**TASK GOAL**
Output the passage on India's Left parties word for word from "At the moment, such" to "doing so now.".
=== SELECTED EXTRACT ===
For the Left idealist, the map on this page presents immense possibilities. Is it likely that on a future date, all shades of Left – Marxists, Maoists and Stalinists — could come together and decide on the future of India? Could you also have a scenario where the reds on one side and saffron on the other could dominate the country’s political space?

At the moment, such a broadbased Left unity looks far-fetched, but it is a possibility that has been broached from time to time – to be refuted on as many occasions.

The presence of so many Communist parties in India itself suggests the country’s immense diversity and ability to find space for everyone – from parliamentary Marxists to rural Maoists to independent thinkers and anarchists, you name it.

Like most things Indian, the Left is no monolith here. The animosity between the organised Left, read the CPM, and the Maoists runs so deep that they have not sat on the same table for years and show no inclination of doing so now.

The history of this intra-Left animus goes back to the West Bengal of the early 1970s. Jyoti Basu, a CPM apparatchik from the beginning, took a dim view of Charu Majumdar, one of the founders of the Naxalbari movement, who himself was a CPM man before he left the party.

In this, Basu tacitly supported the then West Bengal chief minister Siddhartha Shankar Ray, who ordered one of the most brutal crackdowns in the state during 1971-72, putting to death most cadres – or suspected CPI (ML) cadres. There is no account of how many Naxalites, including Majumdar, were killed.

Since then, the Maoists who call the Left Front a conglomeration of ‘revisionists’, have never seen eye to eye on any issue. The familiar chant in Naxalite circles in the last days of Jyoti Basu was that he be tried for ‘war crimes against humanity’.

The CPM and CPI on their part refer to the Maoists as ‘adventurists’ not aware of the reality of India’s political system. The crackdown on the Naxalites has continued in Bengal in some or the other form since the great purges of the 1960s and 1970s.

Even during the Singur and Nandigram agitation, both the CPM and its bete noir Mamata Bannerjee accused the Naxalites of stirring up trouble in the state, suggesting thereby that only strong-arm tactics will help against anti-nationals like the radical Left extremists.
=== RECORDS PROVIDED ===
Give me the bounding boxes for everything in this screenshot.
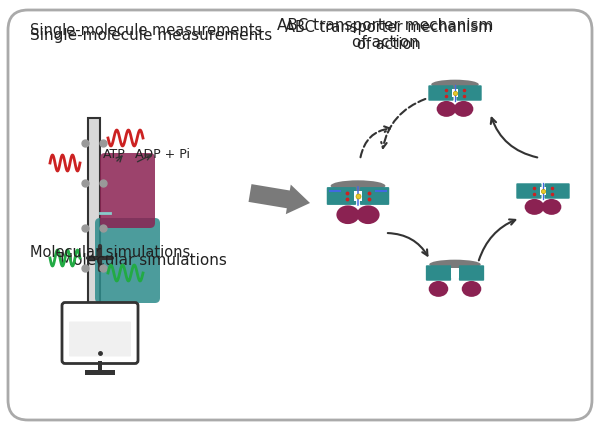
Ellipse shape xyxy=(330,180,385,191)
Bar xyxy=(85,369,115,374)
Text: ABC transporter mechanism
of action: ABC transporter mechanism of action xyxy=(285,20,492,52)
Ellipse shape xyxy=(542,199,561,215)
Ellipse shape xyxy=(436,101,456,117)
Ellipse shape xyxy=(356,205,380,224)
FancyBboxPatch shape xyxy=(544,183,569,199)
Ellipse shape xyxy=(462,281,482,297)
Bar xyxy=(98,360,102,371)
FancyBboxPatch shape xyxy=(69,321,131,357)
FancyBboxPatch shape xyxy=(327,187,356,205)
Text: Single-molecule measurements: Single-molecule measurements xyxy=(30,23,262,38)
FancyBboxPatch shape xyxy=(95,218,160,303)
Ellipse shape xyxy=(337,205,359,224)
FancyBboxPatch shape xyxy=(360,187,389,205)
FancyBboxPatch shape xyxy=(62,303,138,363)
Ellipse shape xyxy=(454,101,473,117)
FancyArrow shape xyxy=(249,184,310,214)
FancyBboxPatch shape xyxy=(426,265,451,281)
Text: ADP + Pi: ADP + Pi xyxy=(135,148,190,161)
FancyBboxPatch shape xyxy=(456,85,482,101)
Text: ATP: ATP xyxy=(103,148,126,161)
Ellipse shape xyxy=(431,80,479,89)
FancyBboxPatch shape xyxy=(517,183,542,199)
Bar xyxy=(540,187,546,195)
Bar xyxy=(88,118,100,318)
FancyBboxPatch shape xyxy=(100,153,155,228)
Bar xyxy=(451,268,459,278)
FancyBboxPatch shape xyxy=(8,10,592,420)
Ellipse shape xyxy=(524,199,544,215)
FancyBboxPatch shape xyxy=(459,265,484,281)
Text: Molecular simulations: Molecular simulations xyxy=(30,245,190,260)
FancyBboxPatch shape xyxy=(428,85,453,101)
Bar xyxy=(355,191,362,201)
Bar xyxy=(452,89,458,97)
Text: Molecular simulations: Molecular simulations xyxy=(60,253,227,268)
Ellipse shape xyxy=(429,281,448,297)
Ellipse shape xyxy=(429,260,481,269)
Text: Single-molecule measurements: Single-molecule measurements xyxy=(30,28,272,43)
Text: ABC transporter mechanism
of action: ABC transporter mechanism of action xyxy=(277,18,493,51)
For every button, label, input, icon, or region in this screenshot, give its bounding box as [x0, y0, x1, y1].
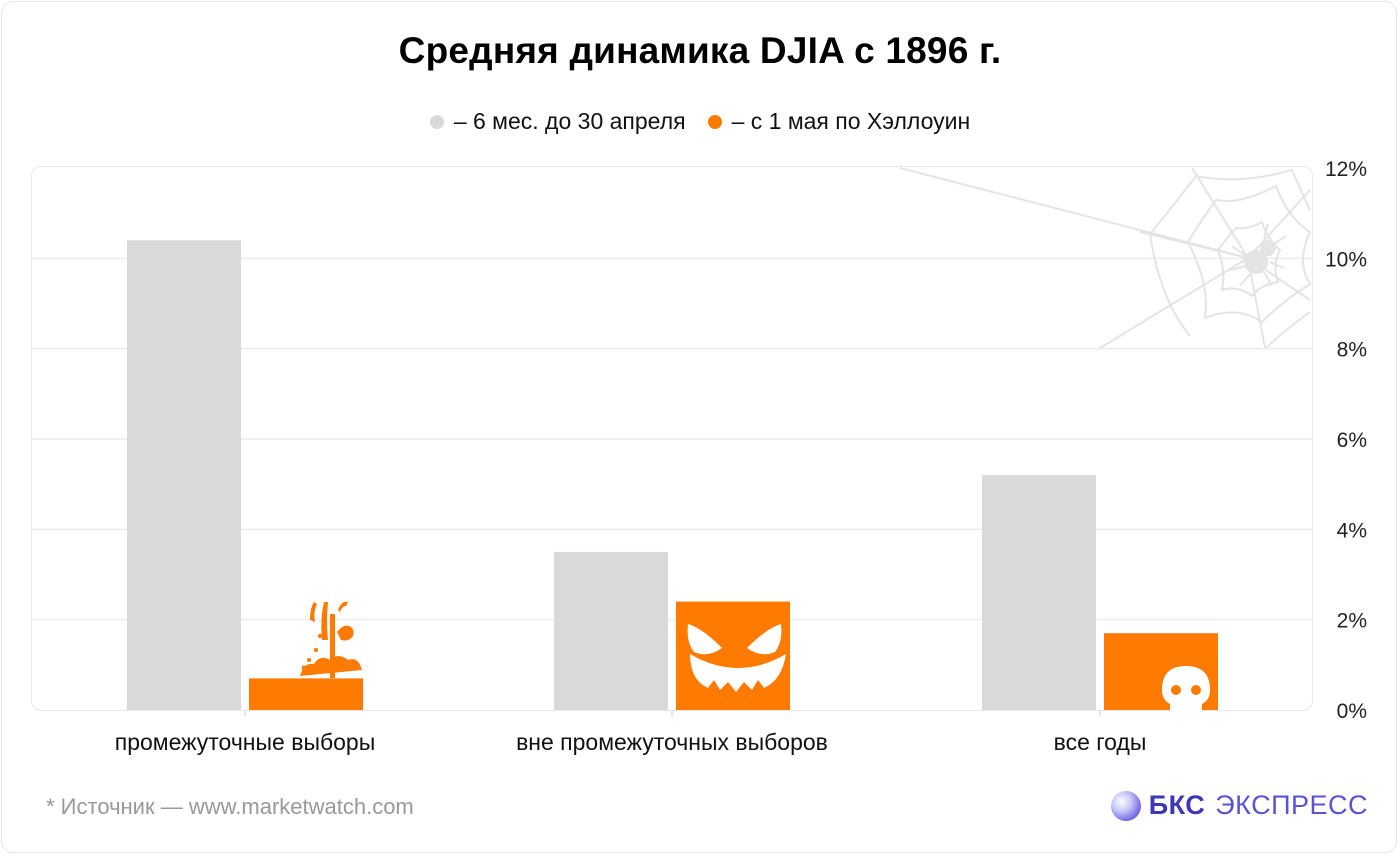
legend-item-orange: – с 1 мая по Хэллоуин [707, 108, 971, 135]
bar-gray-1 [127, 240, 241, 710]
bar-orange-2 [676, 601, 790, 710]
legend-label-gray: – 6 мес. до 30 апреля [453, 108, 686, 134]
legend-label-orange: – с 1 мая по Хэллоуин [731, 108, 971, 134]
y-tick-label: 0% [1337, 700, 1367, 723]
legend-item-gray: – 6 мес. до 30 апреля [429, 108, 686, 135]
chart-canvas: 0% 2% 4% 6% 8% 10% 12% промежуточные выборы вне … [32, 158, 1367, 755]
brand-name-bold: БКС [1148, 790, 1206, 820]
brand-name-light: ЭКСПРЕСС [1215, 790, 1368, 820]
legend: – 6 мес. до 30 апреля – с 1 мая по Хэлло… [0, 108, 1400, 135]
y-tick-label: 12% [1325, 158, 1367, 181]
y-tick-label: 2% [1337, 610, 1367, 633]
grid-layer [32, 257, 1312, 621]
bar-orange-1 [249, 678, 363, 710]
bar-gray-3 [982, 475, 1096, 710]
y-tick-label: 6% [1337, 429, 1367, 452]
legend-dot-gray [429, 114, 444, 129]
source-note: * Источник — www.marketwatch.com [46, 794, 414, 819]
brand-sphere-icon [1110, 790, 1141, 821]
legend-dot-orange [707, 114, 722, 129]
category-label: промежуточные выборы [115, 729, 376, 755]
spider-web-icon [899, 167, 1312, 349]
y-tick-label: 4% [1337, 519, 1367, 542]
chart-title: Средняя динамика DJIA с 1896 г. [398, 30, 1002, 71]
zombie-hand-icon [300, 601, 362, 678]
skull-icon [1162, 666, 1210, 712]
y-tick-label: 10% [1325, 248, 1367, 271]
pumpkin-face-icon [687, 624, 786, 692]
bars-layer [127, 240, 1218, 710]
bar-gray-2 [554, 551, 668, 710]
y-tick-label: 8% [1337, 339, 1367, 362]
labels-layer: 0% 2% 4% 6% 8% 10% 12% промежуточные выборы вне … [115, 158, 1367, 755]
category-label: вне промежуточных выборов [516, 729, 828, 755]
category-label: все годы [1054, 729, 1147, 755]
brand-logo: БКС ЭКСПРЕСС [1110, 790, 1368, 821]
===
**WRITTEN ANSWER**
At the moment, such a broadbased Left unity looks far-fetched, but it is a possibility that has been broached from time to time – to be refuted on as many occasions.

The presence of so many Communist parties in India itself suggests the country’s immense diversity and ability to find space for everyone – from parliamentary Marxists to rural Maoists to independent thinkers and anarchists, you name it.

Like most things Indian, the Left is no monolith here. The animosity between the organised Left, read the CPM, and the Maoists runs so deep that they have not sat on the same table for years and show no inclination of doing so now.